======== EXCERPTED DATA ========
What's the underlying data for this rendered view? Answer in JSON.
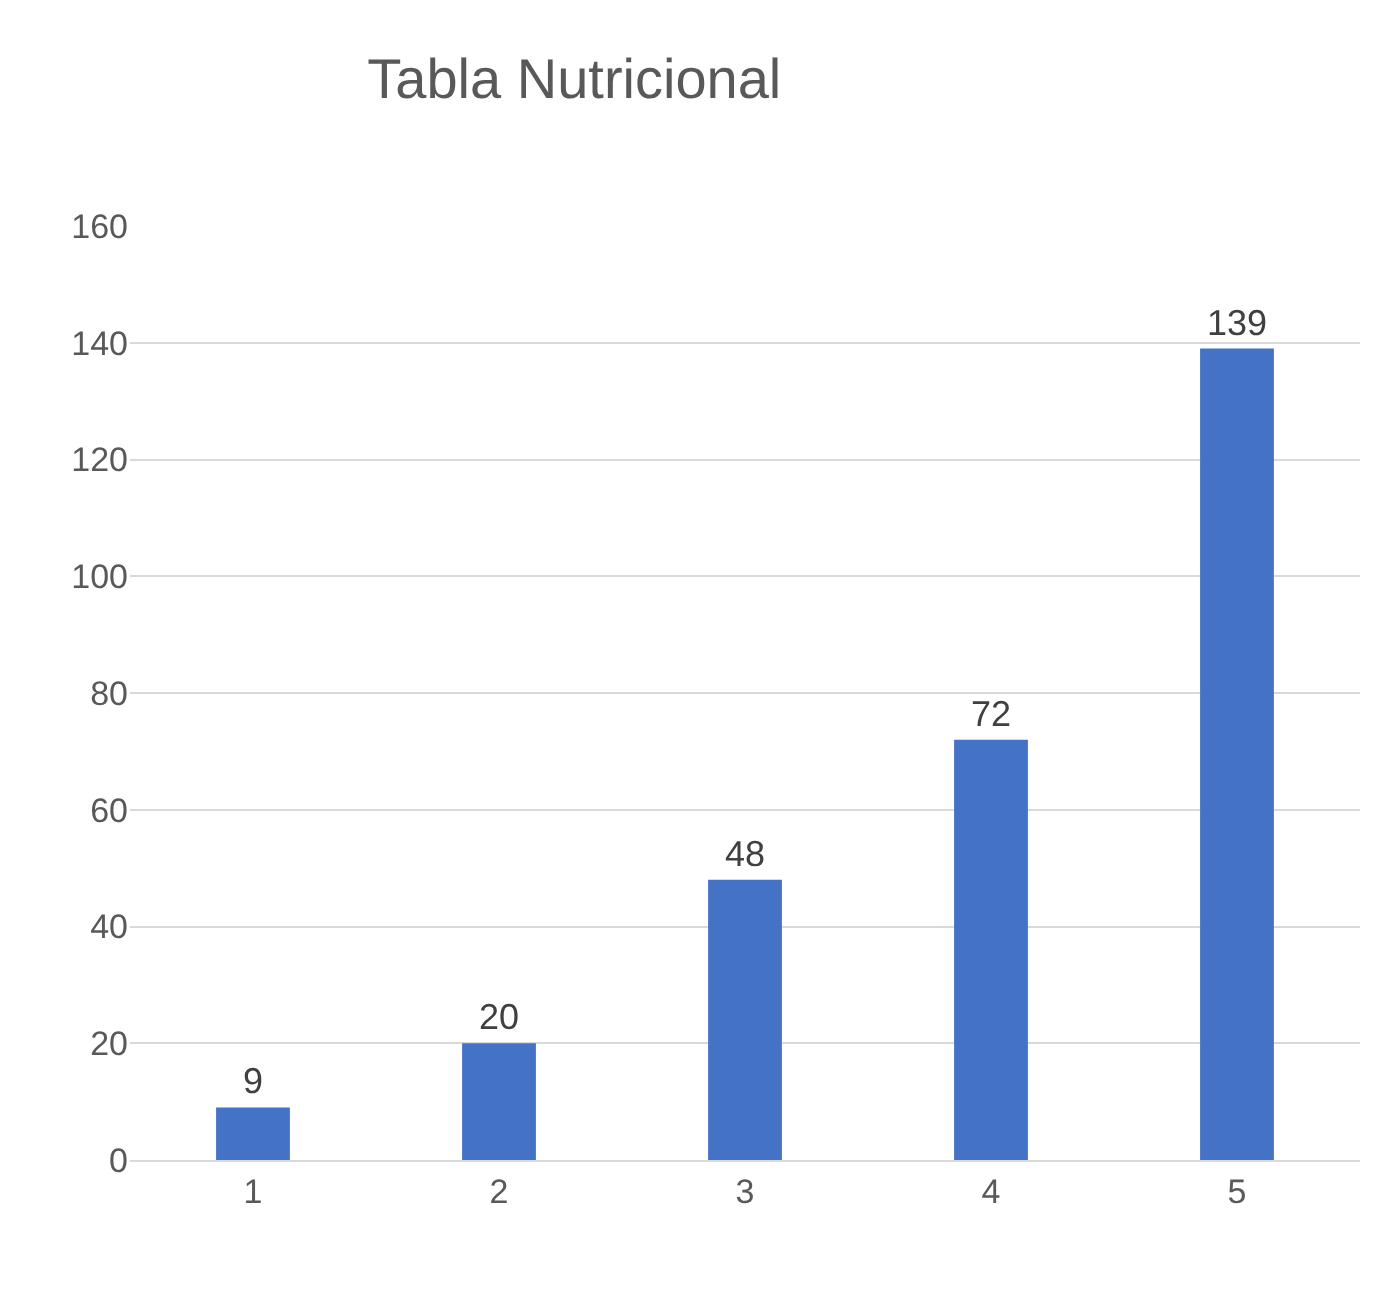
{
  "chart_data": {
    "type": "bar",
    "title": "Tabla Nutricional",
    "categories": [
      "1",
      "2",
      "3",
      "4",
      "5"
    ],
    "values": [
      9,
      20,
      48,
      72,
      139
    ],
    "color": "#4472c4",
    "ylim": [
      0,
      160
    ],
    "yticks": [
      0,
      20,
      40,
      60,
      80,
      100,
      120,
      140,
      160
    ],
    "grid": "y",
    "data_labels": true,
    "legend": false
  }
}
========
§ GOAL: Give the data above again in full and unchanged, skipping the pictures.

§ RESULT OF THIS EXERCISE:
What's the underlying data for this rendered view? Answer in JSON.
{
  "chart_data": {
    "type": "bar",
    "title": "Tabla Nutricional",
    "categories": [
      "1",
      "2",
      "3",
      "4",
      "5"
    ],
    "values": [
      9,
      20,
      48,
      72,
      139
    ],
    "color": "#4472c4",
    "ylim": [
      0,
      160
    ],
    "yticks": [
      0,
      20,
      40,
      60,
      80,
      100,
      120,
      140,
      160
    ],
    "grid": "y",
    "data_labels": true,
    "legend": false
  }
}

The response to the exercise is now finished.